PROBLEM TO WORK ON: The line that contains "Give me the" and every line after it, down to the last one, must be restated word for word, with no pictures.
§ §
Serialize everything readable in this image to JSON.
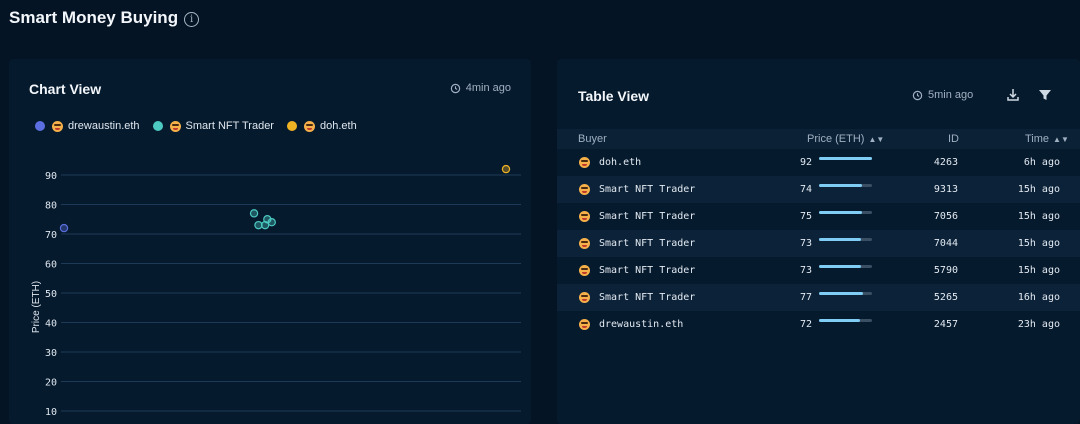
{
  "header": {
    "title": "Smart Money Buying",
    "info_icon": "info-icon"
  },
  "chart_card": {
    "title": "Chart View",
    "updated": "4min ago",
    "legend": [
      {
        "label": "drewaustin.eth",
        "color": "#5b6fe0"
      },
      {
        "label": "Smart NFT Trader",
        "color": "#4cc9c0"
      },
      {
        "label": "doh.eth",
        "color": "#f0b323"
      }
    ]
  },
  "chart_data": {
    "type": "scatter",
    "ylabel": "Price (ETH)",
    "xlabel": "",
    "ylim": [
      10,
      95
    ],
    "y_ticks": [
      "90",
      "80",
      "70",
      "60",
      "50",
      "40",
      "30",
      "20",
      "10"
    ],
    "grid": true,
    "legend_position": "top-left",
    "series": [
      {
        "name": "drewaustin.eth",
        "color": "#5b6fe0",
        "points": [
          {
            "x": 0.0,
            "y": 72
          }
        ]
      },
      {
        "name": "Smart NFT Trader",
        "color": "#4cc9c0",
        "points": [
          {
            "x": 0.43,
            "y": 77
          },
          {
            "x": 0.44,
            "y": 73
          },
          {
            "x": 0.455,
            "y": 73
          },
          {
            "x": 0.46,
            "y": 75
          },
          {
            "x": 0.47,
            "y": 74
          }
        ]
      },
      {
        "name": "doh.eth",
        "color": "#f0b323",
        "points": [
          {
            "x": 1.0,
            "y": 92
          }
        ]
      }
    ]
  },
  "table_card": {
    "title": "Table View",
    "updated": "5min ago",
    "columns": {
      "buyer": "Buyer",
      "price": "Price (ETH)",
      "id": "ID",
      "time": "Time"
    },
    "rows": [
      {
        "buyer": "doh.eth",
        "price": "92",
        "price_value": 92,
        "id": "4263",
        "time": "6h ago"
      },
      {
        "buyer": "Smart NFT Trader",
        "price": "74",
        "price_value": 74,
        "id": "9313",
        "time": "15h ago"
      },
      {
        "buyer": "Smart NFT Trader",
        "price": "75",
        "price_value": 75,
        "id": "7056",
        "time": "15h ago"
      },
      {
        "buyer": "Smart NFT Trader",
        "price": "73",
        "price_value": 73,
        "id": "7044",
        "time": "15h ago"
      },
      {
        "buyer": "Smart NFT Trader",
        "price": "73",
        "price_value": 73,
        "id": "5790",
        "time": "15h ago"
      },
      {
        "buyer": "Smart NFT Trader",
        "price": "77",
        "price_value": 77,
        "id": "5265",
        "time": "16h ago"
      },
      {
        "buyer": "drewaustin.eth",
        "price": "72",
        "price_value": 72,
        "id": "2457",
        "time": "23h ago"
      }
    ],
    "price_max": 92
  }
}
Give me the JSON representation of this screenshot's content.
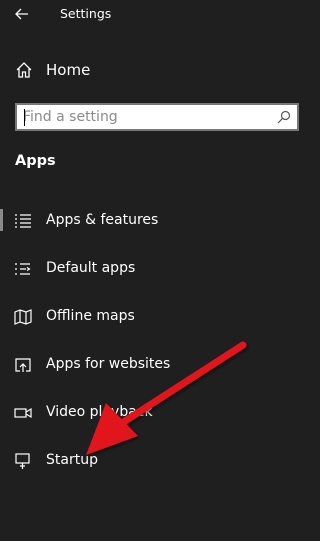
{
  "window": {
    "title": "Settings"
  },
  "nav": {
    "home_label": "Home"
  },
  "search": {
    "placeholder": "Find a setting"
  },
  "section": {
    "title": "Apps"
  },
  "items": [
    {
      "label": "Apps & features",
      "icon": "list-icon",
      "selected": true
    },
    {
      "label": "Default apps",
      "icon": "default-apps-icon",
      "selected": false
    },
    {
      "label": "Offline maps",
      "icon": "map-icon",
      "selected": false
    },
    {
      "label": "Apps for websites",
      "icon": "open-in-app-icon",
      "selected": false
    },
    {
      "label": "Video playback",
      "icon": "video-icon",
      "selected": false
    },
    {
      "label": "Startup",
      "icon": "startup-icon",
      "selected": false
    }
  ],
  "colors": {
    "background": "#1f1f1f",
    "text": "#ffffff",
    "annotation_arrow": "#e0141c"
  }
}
§ §
EXERCISE ANSWER:
Give me the JSON representation of this screenshot's content.
{
  "window": {
    "title": "Settings"
  },
  "nav": {
    "home_label": "Home"
  },
  "search": {
    "placeholder": "Find a setting"
  },
  "section": {
    "title": "Apps"
  },
  "items": [
    {
      "label": "Apps & features",
      "icon": "list-icon",
      "selected": true
    },
    {
      "label": "Default apps",
      "icon": "default-apps-icon",
      "selected": false
    },
    {
      "label": "Offline maps",
      "icon": "map-icon",
      "selected": false
    },
    {
      "label": "Apps for websites",
      "icon": "open-in-app-icon",
      "selected": false
    },
    {
      "label": "Video playback",
      "icon": "video-icon",
      "selected": false
    },
    {
      "label": "Startup",
      "icon": "startup-icon",
      "selected": false
    }
  ],
  "colors": {
    "background": "#1f1f1f",
    "text": "#ffffff",
    "annotation_arrow": "#e0141c"
  }
}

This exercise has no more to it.